> _WHAT IS ASKED_
Only lines with the word "圆形退火铜导体" are needed; collect each of them from the listing below.

> _Records_
## START

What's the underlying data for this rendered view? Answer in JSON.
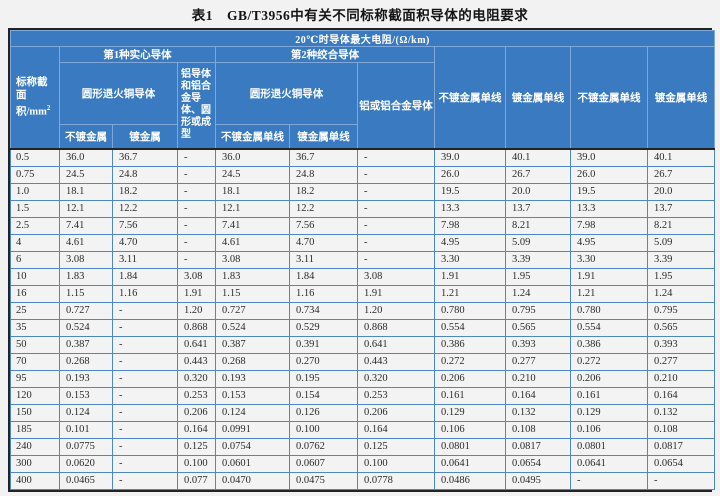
{
  "page": {
    "title": "表1　GB/T3956中有关不同标称截面积导体的电阻要求"
  },
  "colors": {
    "header_blue": "#3a7ac0",
    "grid_blue": "#4e86c6",
    "outer_border": "#232323",
    "background": "#f2f2f2",
    "header_text": "#ffffff",
    "body_text": "#2b2b2b"
  },
  "table": {
    "header": {
      "top_band": "20℃时导体最大电阻/(Ω/km)",
      "size_line1": "标称截",
      "size_line2": "面积/mm",
      "size_sup": "2",
      "group1": "第1种实心导体",
      "group2": "第2种绞合导体",
      "solid_copper": "圆形退火铜导体",
      "solid_copper_plain": "不镀金属",
      "solid_copper_coated": "镀金属",
      "solid_alu": "铝导体和铝合金导体、圆形或成型",
      "stranded_copper": "圆形退火铜导体",
      "stranded_copper_plain": "不镀金属单线",
      "stranded_copper_coated": "镀金属单线",
      "stranded_alu": "铝或铝合金导体",
      "col8": "不镀金属单线",
      "col9": "镀金属单线",
      "col10": "不镀金属单线",
      "col11": "镀金属单线"
    },
    "rows": [
      [
        "0.5",
        "36.0",
        "36.7",
        "-",
        "36.0",
        "36.7",
        "-",
        "39.0",
        "40.1",
        "39.0",
        "40.1"
      ],
      [
        "0.75",
        "24.5",
        "24.8",
        "-",
        "24.5",
        "24.8",
        "-",
        "26.0",
        "26.7",
        "26.0",
        "26.7"
      ],
      [
        "1.0",
        "18.1",
        "18.2",
        "-",
        "18.1",
        "18.2",
        "-",
        "19.5",
        "20.0",
        "19.5",
        "20.0"
      ],
      [
        "1.5",
        "12.1",
        "12.2",
        "-",
        "12.1",
        "12.2",
        "-",
        "13.3",
        "13.7",
        "13.3",
        "13.7"
      ],
      [
        "2.5",
        "7.41",
        "7.56",
        "-",
        "7.41",
        "7.56",
        "-",
        "7.98",
        "8.21",
        "7.98",
        "8.21"
      ],
      [
        "4",
        "4.61",
        "4.70",
        "-",
        "4.61",
        "4.70",
        "-",
        "4.95",
        "5.09",
        "4.95",
        "5.09"
      ],
      [
        "6",
        "3.08",
        "3.11",
        "-",
        "3.08",
        "3.11",
        "-",
        "3.30",
        "3.39",
        "3.30",
        "3.39"
      ],
      [
        "10",
        "1.83",
        "1.84",
        "3.08",
        "1.83",
        "1.84",
        "3.08",
        "1.91",
        "1.95",
        "1.91",
        "1.95"
      ],
      [
        "16",
        "1.15",
        "1.16",
        "1.91",
        "1.15",
        "1.16",
        "1.91",
        "1.21",
        "1.24",
        "1.21",
        "1.24"
      ],
      [
        "25",
        "0.727",
        "-",
        "1.20",
        "0.727",
        "0.734",
        "1.20",
        "0.780",
        "0.795",
        "0.780",
        "0.795"
      ],
      [
        "35",
        "0.524",
        "-",
        "0.868",
        "0.524",
        "0.529",
        "0.868",
        "0.554",
        "0.565",
        "0.554",
        "0.565"
      ],
      [
        "50",
        "0.387",
        "-",
        "0.641",
        "0.387",
        "0.391",
        "0.641",
        "0.386",
        "0.393",
        "0.386",
        "0.393"
      ],
      [
        "70",
        "0.268",
        "-",
        "0.443",
        "0.268",
        "0.270",
        "0.443",
        "0.272",
        "0.277",
        "0.272",
        "0.277"
      ],
      [
        "95",
        "0.193",
        "-",
        "0.320",
        "0.193",
        "0.195",
        "0.320",
        "0.206",
        "0.210",
        "0.206",
        "0.210"
      ],
      [
        "120",
        "0.153",
        "-",
        "0.253",
        "0.153",
        "0.154",
        "0.253",
        "0.161",
        "0.164",
        "0.161",
        "0.164"
      ],
      [
        "150",
        "0.124",
        "-",
        "0.206",
        "0.124",
        "0.126",
        "0.206",
        "0.129",
        "0.132",
        "0.129",
        "0.132"
      ],
      [
        "185",
        "0.101",
        "-",
        "0.164",
        "0.0991",
        "0.100",
        "0.164",
        "0.106",
        "0.108",
        "0.106",
        "0.108"
      ],
      [
        "240",
        "0.0775",
        "-",
        "0.125",
        "0.0754",
        "0.0762",
        "0.125",
        "0.0801",
        "0.0817",
        "0.0801",
        "0.0817"
      ],
      [
        "300",
        "0.0620",
        "-",
        "0.100",
        "0.0601",
        "0.0607",
        "0.100",
        "0.0641",
        "0.0654",
        "0.0641",
        "0.0654"
      ],
      [
        "400",
        "0.0465",
        "-",
        "0.077",
        "0.0470",
        "0.0475",
        "0.0778",
        "0.0486",
        "0.0495",
        "-",
        "-"
      ]
    ]
  }
}
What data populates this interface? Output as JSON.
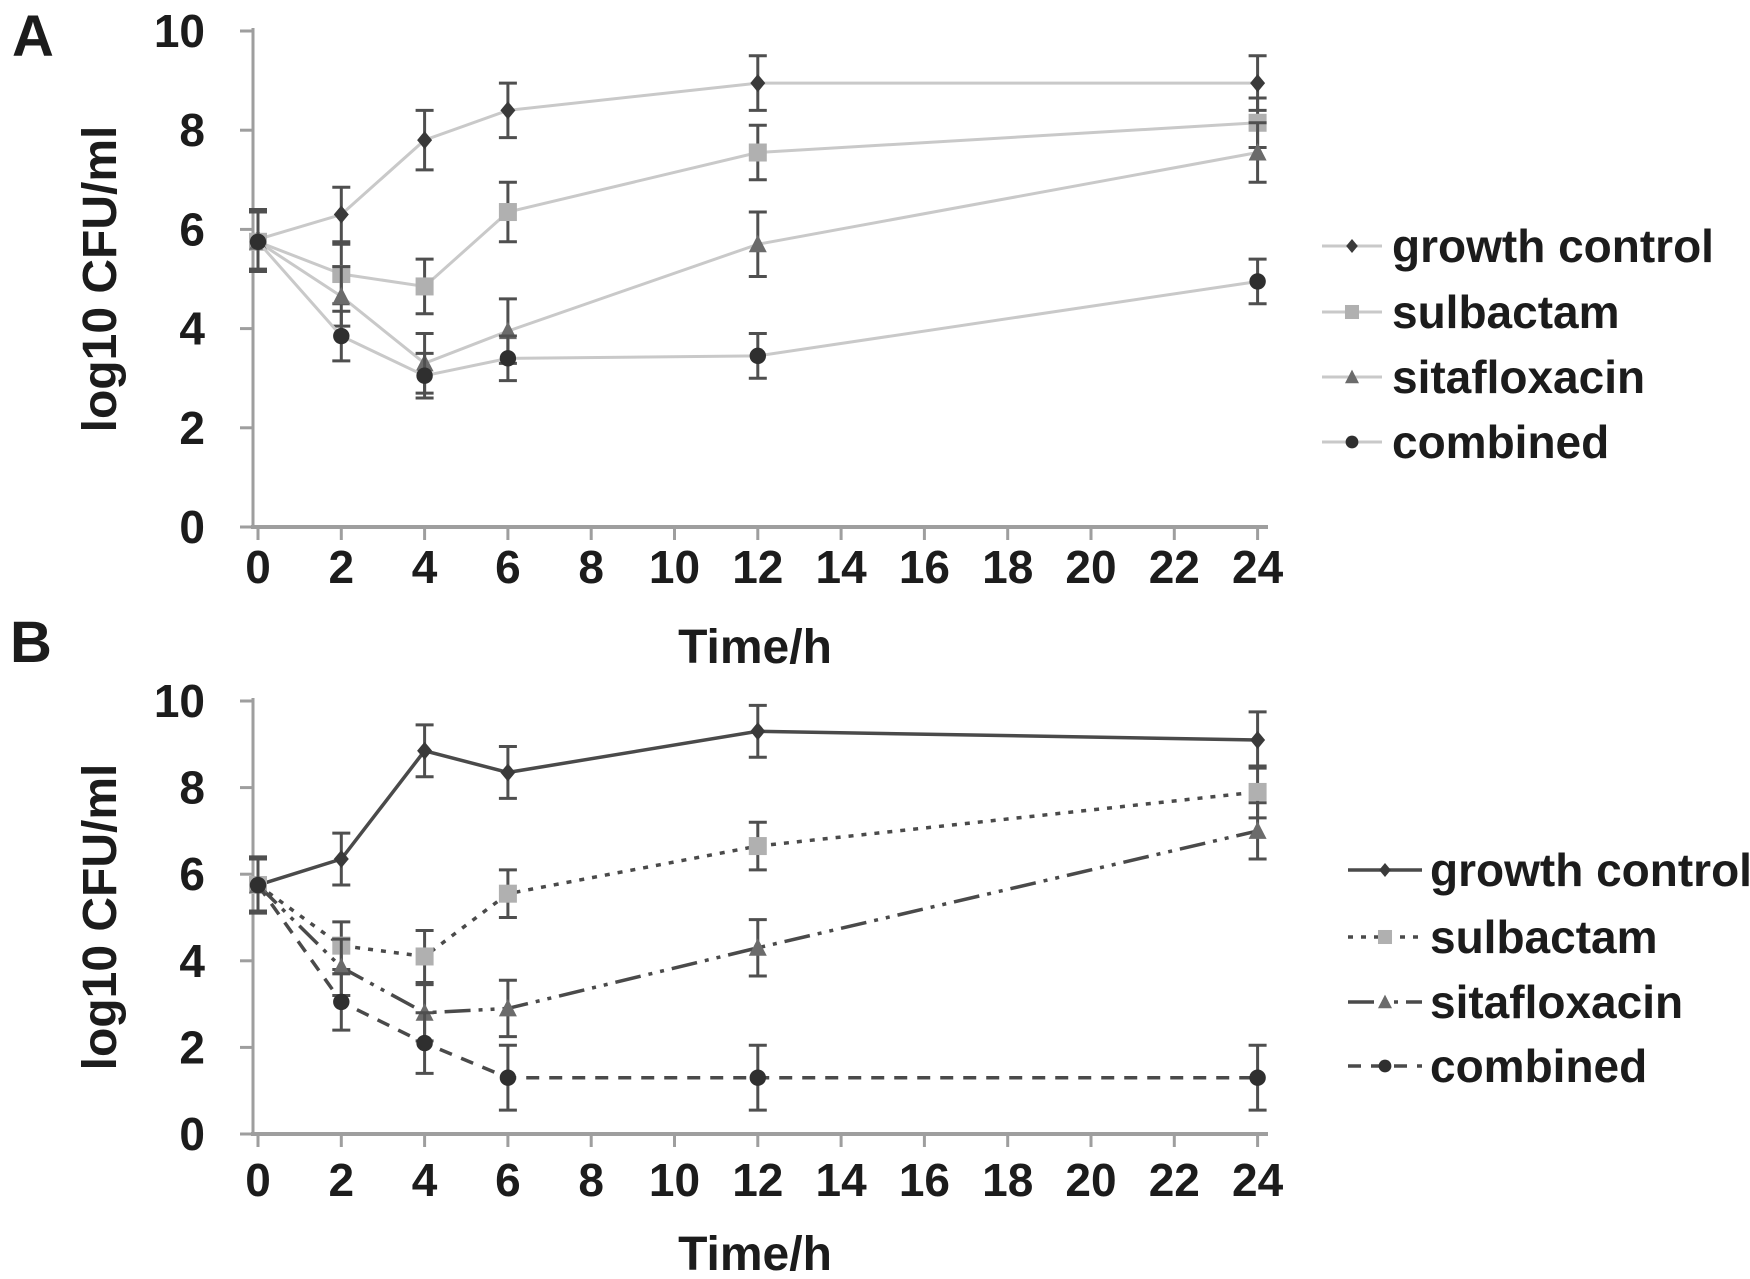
{
  "colors": {
    "growth_control_marker": "#3a3a3a",
    "sulbactam_marker": "#b0b0b0",
    "sitafloxacin_marker": "#6b6b6b",
    "combined_marker": "#2f2f2f",
    "panel_a_line": "#c9c9c9",
    "panel_b_line": "#4a4a4a",
    "error_bar": "#4f4f4f",
    "axis": "#9e9e9e",
    "text": "#1c1c1c",
    "background": "#ffffff"
  },
  "chart_data": [
    {
      "type": "line",
      "panel_label": "A",
      "title": "",
      "xlabel": "Time/h",
      "ylabel": "log10 CFU/ml",
      "x": [
        0,
        2,
        4,
        6,
        12,
        24
      ],
      "xticks": [
        0,
        2,
        4,
        6,
        8,
        10,
        12,
        14,
        16,
        18,
        20,
        22,
        24
      ],
      "yticks": [
        0,
        2,
        4,
        6,
        8,
        10
      ],
      "xlim": [
        0,
        24
      ],
      "ylim": [
        0,
        10
      ],
      "grid": false,
      "legend_position": "right",
      "series": [
        {
          "name": "growth control",
          "marker": "diamond",
          "line_style": "solid",
          "values": [
            5.8,
            6.3,
            7.8,
            8.4,
            8.95,
            8.95
          ],
          "errors": [
            0.6,
            0.55,
            0.6,
            0.55,
            0.55,
            0.55
          ]
        },
        {
          "name": "sulbactam",
          "marker": "square",
          "line_style": "solid",
          "values": [
            5.75,
            5.1,
            4.85,
            6.35,
            7.55,
            8.15
          ],
          "errors": [
            0.6,
            0.6,
            0.55,
            0.6,
            0.55,
            0.5
          ]
        },
        {
          "name": "sitafloxacin",
          "marker": "triangle",
          "line_style": "solid",
          "values": [
            5.75,
            4.65,
            3.3,
            3.95,
            5.7,
            7.55
          ],
          "errors": [
            0.6,
            0.6,
            0.6,
            0.65,
            0.65,
            0.6
          ]
        },
        {
          "name": "combined",
          "marker": "circle",
          "line_style": "solid",
          "values": [
            5.75,
            3.85,
            3.05,
            3.4,
            3.45,
            4.95
          ],
          "errors": [
            0.6,
            0.5,
            0.45,
            0.45,
            0.45,
            0.45
          ]
        }
      ]
    },
    {
      "type": "line",
      "panel_label": "B",
      "title": "",
      "xlabel": "Time/h",
      "ylabel": "log10 CFU/ml",
      "x": [
        0,
        2,
        4,
        6,
        12,
        24
      ],
      "xticks": [
        0,
        2,
        4,
        6,
        8,
        10,
        12,
        14,
        16,
        18,
        20,
        22,
        24
      ],
      "yticks": [
        0,
        2,
        4,
        6,
        8,
        10
      ],
      "xlim": [
        0,
        24
      ],
      "ylim": [
        0,
        10
      ],
      "grid": false,
      "legend_position": "right",
      "series": [
        {
          "name": "growth control",
          "marker": "diamond",
          "line_style": "solid",
          "values": [
            5.75,
            6.35,
            8.85,
            8.35,
            9.3,
            9.1
          ],
          "errors": [
            0.65,
            0.6,
            0.6,
            0.6,
            0.6,
            0.65
          ]
        },
        {
          "name": "sulbactam",
          "marker": "square",
          "line_style": "dotted",
          "values": [
            5.75,
            4.35,
            4.1,
            5.55,
            6.65,
            7.9
          ],
          "errors": [
            0.6,
            0.55,
            0.6,
            0.55,
            0.55,
            0.6
          ]
        },
        {
          "name": "sitafloxacin",
          "marker": "triangle",
          "line_style": "dashdotdot",
          "values": [
            5.75,
            3.85,
            2.8,
            2.9,
            4.3,
            7.0
          ],
          "errors": [
            0.6,
            0.65,
            0.65,
            0.65,
            0.65,
            0.65
          ]
        },
        {
          "name": "combined",
          "marker": "circle",
          "line_style": "dashed",
          "values": [
            5.75,
            3.05,
            2.1,
            1.3,
            1.3,
            1.3
          ],
          "errors": [
            0.6,
            0.65,
            0.7,
            0.75,
            0.75,
            0.75
          ]
        }
      ]
    }
  ]
}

## END

> _RESULT OF THE EXERCISE_
      "solid_copper": "圆形退火铜导体",
      "stranded_copper": "圆形退火铜导体",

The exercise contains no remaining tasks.